- Source records -

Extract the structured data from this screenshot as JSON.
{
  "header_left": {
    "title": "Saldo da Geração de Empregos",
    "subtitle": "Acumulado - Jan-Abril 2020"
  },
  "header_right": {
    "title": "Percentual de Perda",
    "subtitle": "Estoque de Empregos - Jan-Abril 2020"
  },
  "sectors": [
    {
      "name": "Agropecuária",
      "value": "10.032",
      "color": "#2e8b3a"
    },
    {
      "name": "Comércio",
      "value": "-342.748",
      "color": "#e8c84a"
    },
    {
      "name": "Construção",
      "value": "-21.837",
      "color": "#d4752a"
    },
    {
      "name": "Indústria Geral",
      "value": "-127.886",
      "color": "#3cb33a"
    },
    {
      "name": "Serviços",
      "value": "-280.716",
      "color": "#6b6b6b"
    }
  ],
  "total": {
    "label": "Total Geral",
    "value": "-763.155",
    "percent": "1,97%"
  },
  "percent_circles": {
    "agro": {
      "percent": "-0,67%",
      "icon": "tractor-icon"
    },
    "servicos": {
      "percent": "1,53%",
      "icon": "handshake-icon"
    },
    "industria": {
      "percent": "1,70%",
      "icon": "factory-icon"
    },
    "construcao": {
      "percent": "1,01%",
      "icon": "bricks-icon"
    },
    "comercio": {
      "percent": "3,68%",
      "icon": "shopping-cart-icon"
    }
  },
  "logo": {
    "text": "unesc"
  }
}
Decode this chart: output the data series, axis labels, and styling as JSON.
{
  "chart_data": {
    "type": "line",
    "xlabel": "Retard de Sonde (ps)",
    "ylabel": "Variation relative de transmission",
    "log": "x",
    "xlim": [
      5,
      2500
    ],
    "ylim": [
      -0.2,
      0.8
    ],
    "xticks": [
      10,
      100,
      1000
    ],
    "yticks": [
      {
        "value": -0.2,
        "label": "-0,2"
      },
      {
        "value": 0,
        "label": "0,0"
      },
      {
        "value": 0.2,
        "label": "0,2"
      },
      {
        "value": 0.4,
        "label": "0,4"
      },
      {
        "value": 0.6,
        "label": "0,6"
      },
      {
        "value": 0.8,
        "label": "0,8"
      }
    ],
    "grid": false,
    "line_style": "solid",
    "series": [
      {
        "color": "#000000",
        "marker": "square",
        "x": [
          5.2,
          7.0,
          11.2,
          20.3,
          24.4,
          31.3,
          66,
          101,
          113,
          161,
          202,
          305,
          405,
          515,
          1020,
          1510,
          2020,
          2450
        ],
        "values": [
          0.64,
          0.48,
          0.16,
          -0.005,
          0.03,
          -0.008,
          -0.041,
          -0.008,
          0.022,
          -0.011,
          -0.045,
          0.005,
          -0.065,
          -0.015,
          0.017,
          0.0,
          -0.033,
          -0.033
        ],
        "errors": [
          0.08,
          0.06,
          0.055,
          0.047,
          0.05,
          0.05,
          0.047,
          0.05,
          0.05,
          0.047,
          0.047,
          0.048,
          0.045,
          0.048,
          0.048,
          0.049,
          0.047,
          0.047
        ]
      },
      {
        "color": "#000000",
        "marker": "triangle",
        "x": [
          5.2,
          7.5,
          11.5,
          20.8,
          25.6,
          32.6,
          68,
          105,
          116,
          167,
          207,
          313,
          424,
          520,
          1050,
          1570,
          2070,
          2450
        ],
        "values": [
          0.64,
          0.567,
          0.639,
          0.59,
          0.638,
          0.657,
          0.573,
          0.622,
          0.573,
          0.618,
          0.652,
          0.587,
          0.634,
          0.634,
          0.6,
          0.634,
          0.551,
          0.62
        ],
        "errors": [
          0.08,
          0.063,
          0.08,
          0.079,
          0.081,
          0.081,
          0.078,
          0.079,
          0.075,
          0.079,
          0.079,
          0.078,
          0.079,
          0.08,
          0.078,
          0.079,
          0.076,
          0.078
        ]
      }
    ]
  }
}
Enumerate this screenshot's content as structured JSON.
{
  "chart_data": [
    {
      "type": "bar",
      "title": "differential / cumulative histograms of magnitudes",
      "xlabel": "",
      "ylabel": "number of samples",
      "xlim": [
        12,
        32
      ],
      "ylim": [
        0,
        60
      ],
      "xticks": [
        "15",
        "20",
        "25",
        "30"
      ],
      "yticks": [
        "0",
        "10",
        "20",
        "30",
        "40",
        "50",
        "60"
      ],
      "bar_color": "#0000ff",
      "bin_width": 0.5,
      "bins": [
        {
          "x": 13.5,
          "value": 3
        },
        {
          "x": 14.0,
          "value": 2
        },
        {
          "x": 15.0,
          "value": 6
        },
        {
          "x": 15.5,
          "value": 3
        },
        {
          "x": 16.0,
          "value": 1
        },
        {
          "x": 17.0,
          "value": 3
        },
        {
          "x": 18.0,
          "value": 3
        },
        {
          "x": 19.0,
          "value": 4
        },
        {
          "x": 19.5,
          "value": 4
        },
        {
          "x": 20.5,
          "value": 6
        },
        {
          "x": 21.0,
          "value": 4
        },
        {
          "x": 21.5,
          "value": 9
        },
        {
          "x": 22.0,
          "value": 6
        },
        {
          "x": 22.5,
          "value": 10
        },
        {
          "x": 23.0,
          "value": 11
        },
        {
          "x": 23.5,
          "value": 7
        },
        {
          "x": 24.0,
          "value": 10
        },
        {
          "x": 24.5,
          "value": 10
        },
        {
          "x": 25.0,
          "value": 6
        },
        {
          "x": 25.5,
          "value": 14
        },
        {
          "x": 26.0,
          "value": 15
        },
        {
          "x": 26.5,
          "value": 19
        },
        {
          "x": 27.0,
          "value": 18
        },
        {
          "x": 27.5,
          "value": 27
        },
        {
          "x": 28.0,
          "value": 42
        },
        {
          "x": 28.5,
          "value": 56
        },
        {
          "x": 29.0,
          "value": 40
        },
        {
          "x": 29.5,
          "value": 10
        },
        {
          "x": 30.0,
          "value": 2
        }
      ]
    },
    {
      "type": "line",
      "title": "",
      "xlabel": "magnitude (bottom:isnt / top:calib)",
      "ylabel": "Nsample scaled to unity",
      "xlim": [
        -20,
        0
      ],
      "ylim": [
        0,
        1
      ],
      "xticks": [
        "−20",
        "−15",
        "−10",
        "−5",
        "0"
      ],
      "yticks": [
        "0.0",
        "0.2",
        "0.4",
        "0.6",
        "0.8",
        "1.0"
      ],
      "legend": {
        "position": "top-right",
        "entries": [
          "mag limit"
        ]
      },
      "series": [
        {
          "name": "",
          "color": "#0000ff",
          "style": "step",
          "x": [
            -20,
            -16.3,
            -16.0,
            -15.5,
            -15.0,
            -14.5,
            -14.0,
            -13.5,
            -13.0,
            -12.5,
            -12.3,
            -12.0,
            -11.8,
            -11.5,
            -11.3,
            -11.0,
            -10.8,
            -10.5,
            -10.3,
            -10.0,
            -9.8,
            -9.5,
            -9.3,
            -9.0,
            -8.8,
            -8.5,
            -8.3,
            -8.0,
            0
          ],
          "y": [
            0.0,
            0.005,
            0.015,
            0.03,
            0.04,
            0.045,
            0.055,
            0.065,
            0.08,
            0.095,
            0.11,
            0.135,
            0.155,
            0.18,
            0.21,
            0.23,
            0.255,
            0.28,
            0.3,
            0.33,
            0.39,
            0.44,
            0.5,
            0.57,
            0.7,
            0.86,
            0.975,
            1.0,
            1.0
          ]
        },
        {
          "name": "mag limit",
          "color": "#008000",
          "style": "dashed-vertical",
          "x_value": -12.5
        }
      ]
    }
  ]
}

- Your instructions -
Without leaving anything out, give the entries again exactly.

- Exercise output -
Extract the structured data from this screenshot as JSON.
{
  "header_left": {
    "title": "Saldo da Geração de Empregos",
    "subtitle": "Acumulado - Jan-Abril 2020"
  },
  "header_right": {
    "title": "Percentual de Perda",
    "subtitle": "Estoque de Empregos - Jan-Abril 2020"
  },
  "sectors": [
    {
      "name": "Agropecuária",
      "value": "10.032",
      "color": "#2e8b3a"
    },
    {
      "name": "Comércio",
      "value": "-342.748",
      "color": "#e8c84a"
    },
    {
      "name": "Construção",
      "value": "-21.837",
      "color": "#d4752a"
    },
    {
      "name": "Indústria Geral",
      "value": "-127.886",
      "color": "#3cb33a"
    },
    {
      "name": "Serviços",
      "value": "-280.716",
      "color": "#6b6b6b"
    }
  ],
  "total": {
    "label": "Total Geral",
    "value": "-763.155",
    "percent": "1,97%"
  },
  "percent_circles": {
    "agro": {
      "percent": "-0,67%",
      "icon": "tractor-icon"
    },
    "servicos": {
      "percent": "1,53%",
      "icon": "handshake-icon"
    },
    "industria": {
      "percent": "1,70%",
      "icon": "factory-icon"
    },
    "construcao": {
      "percent": "1,01%",
      "icon": "bricks-icon"
    },
    "comercio": {
      "percent": "3,68%",
      "icon": "shopping-cart-icon"
    }
  },
  "logo": {
    "text": "unesc"
  }
}
Decode this chart: output the data series, axis labels, and styling as JSON.
{
  "chart_data": {
    "type": "line",
    "xlabel": "Retard de Sonde (ps)",
    "ylabel": "Variation relative de transmission",
    "log": "x",
    "xlim": [
      5,
      2500
    ],
    "ylim": [
      -0.2,
      0.8
    ],
    "xticks": [
      10,
      100,
      1000
    ],
    "yticks": [
      {
        "value": -0.2,
        "label": "-0,2"
      },
      {
        "value": 0,
        "label": "0,0"
      },
      {
        "value": 0.2,
        "label": "0,2"
      },
      {
        "value": 0.4,
        "label": "0,4"
      },
      {
        "value": 0.6,
        "label": "0,6"
      },
      {
        "value": 0.8,
        "label": "0,8"
      }
    ],
    "grid": false,
    "line_style": "solid",
    "series": [
      {
        "color": "#000000",
        "marker": "square",
        "x": [
          5.2,
          7.0,
          11.2,
          20.3,
          24.4,
          31.3,
          66,
          101,
          113,
          161,
          202,
          305,
          405,
          515,
          1020,
          1510,
          2020,
          2450
        ],
        "values": [
          0.64,
          0.48,
          0.16,
          -0.005,
          0.03,
          -0.008,
          -0.041,
          -0.008,
          0.022,
          -0.011,
          -0.045,
          0.005,
          -0.065,
          -0.015,
          0.017,
          0.0,
          -0.033,
          -0.033
        ],
        "errors": [
          0.08,
          0.06,
          0.055,
          0.047,
          0.05,
          0.05,
          0.047,
          0.05,
          0.05,
          0.047,
          0.047,
          0.048,
          0.045,
          0.048,
          0.048,
          0.049,
          0.047,
          0.047
        ]
      },
      {
        "color": "#000000",
        "marker": "triangle",
        "x": [
          5.2,
          7.5,
          11.5,
          20.8,
          25.6,
          32.6,
          68,
          105,
          116,
          167,
          207,
          313,
          424,
          520,
          1050,
          1570,
          2070,
          2450
        ],
        "values": [
          0.64,
          0.567,
          0.639,
          0.59,
          0.638,
          0.657,
          0.573,
          0.622,
          0.573,
          0.618,
          0.652,
          0.587,
          0.634,
          0.634,
          0.6,
          0.634,
          0.551,
          0.62
        ],
        "errors": [
          0.08,
          0.063,
          0.08,
          0.079,
          0.081,
          0.081,
          0.078,
          0.079,
          0.075,
          0.079,
          0.079,
          0.078,
          0.079,
          0.08,
          0.078,
          0.079,
          0.076,
          0.078
        ]
      }
    ]
  }
}
Enumerate this screenshot's content as structured JSON.
{
  "chart_data": [
    {
      "type": "bar",
      "title": "differential / cumulative histograms of magnitudes",
      "xlabel": "",
      "ylabel": "number of samples",
      "xlim": [
        12,
        32
      ],
      "ylim": [
        0,
        60
      ],
      "xticks": [
        "15",
        "20",
        "25",
        "30"
      ],
      "yticks": [
        "0",
        "10",
        "20",
        "30",
        "40",
        "50",
        "60"
      ],
      "bar_color": "#0000ff",
      "bin_width": 0.5,
      "bins": [
        {
          "x": 13.5,
          "value": 3
        },
        {
          "x": 14.0,
          "value": 2
        },
        {
          "x": 15.0,
          "value": 6
        },
        {
          "x": 15.5,
          "value": 3
        },
        {
          "x": 16.0,
          "value": 1
        },
        {
          "x": 17.0,
          "value": 3
        },
        {
          "x": 18.0,
          "value": 3
        },
        {
          "x": 19.0,
          "value": 4
        },
        {
          "x": 19.5,
          "value": 4
        },
        {
          "x": 20.5,
          "value": 6
        },
        {
          "x": 21.0,
          "value": 4
        },
        {
          "x": 21.5,
          "value": 9
        },
        {
          "x": 22.0,
          "value": 6
        },
        {
          "x": 22.5,
          "value": 10
        },
        {
          "x": 23.0,
          "value": 11
        },
        {
          "x": 23.5,
          "value": 7
        },
        {
          "x": 24.0,
          "value": 10
        },
        {
          "x": 24.5,
          "value": 10
        },
        {
          "x": 25.0,
          "value": 6
        },
        {
          "x": 25.5,
          "value": 14
        },
        {
          "x": 26.0,
          "value": 15
        },
        {
          "x": 26.5,
          "value": 19
        },
        {
          "x": 27.0,
          "value": 18
        },
        {
          "x": 27.5,
          "value": 27
        },
        {
          "x": 28.0,
          "value": 42
        },
        {
          "x": 28.5,
          "value": 56
        },
        {
          "x": 29.0,
          "value": 40
        },
        {
          "x": 29.5,
          "value": 10
        },
        {
          "x": 30.0,
          "value": 2
        }
      ]
    },
    {
      "type": "line",
      "title": "",
      "xlabel": "magnitude (bottom:isnt / top:calib)",
      "ylabel": "Nsample scaled to unity",
      "xlim": [
        -20,
        0
      ],
      "ylim": [
        0,
        1
      ],
      "xticks": [
        "−20",
        "−15",
        "−10",
        "−5",
        "0"
      ],
      "yticks": [
        "0.0",
        "0.2",
        "0.4",
        "0.6",
        "0.8",
        "1.0"
      ],
      "legend": {
        "position": "top-right",
        "entries": [
          "mag limit"
        ]
      },
      "series": [
        {
          "name": "",
          "color": "#0000ff",
          "style": "step",
          "x": [
            -20,
            -16.3,
            -16.0,
            -15.5,
            -15.0,
            -14.5,
            -14.0,
            -13.5,
            -13.0,
            -12.5,
            -12.3,
            -12.0,
            -11.8,
            -11.5,
            -11.3,
            -11.0,
            -10.8,
            -10.5,
            -10.3,
            -10.0,
            -9.8,
            -9.5,
            -9.3,
            -9.0,
            -8.8,
            -8.5,
            -8.3,
            -8.0,
            0
          ],
          "y": [
            0.0,
            0.005,
            0.015,
            0.03,
            0.04,
            0.045,
            0.055,
            0.065,
            0.08,
            0.095,
            0.11,
            0.135,
            0.155,
            0.18,
            0.21,
            0.23,
            0.255,
            0.28,
            0.3,
            0.33,
            0.39,
            0.44,
            0.5,
            0.57,
            0.7,
            0.86,
            0.975,
            1.0,
            1.0
          ]
        },
        {
          "name": "mag limit",
          "color": "#008000",
          "style": "dashed-vertical",
          "x_value": -12.5
        }
      ]
    }
  ]
}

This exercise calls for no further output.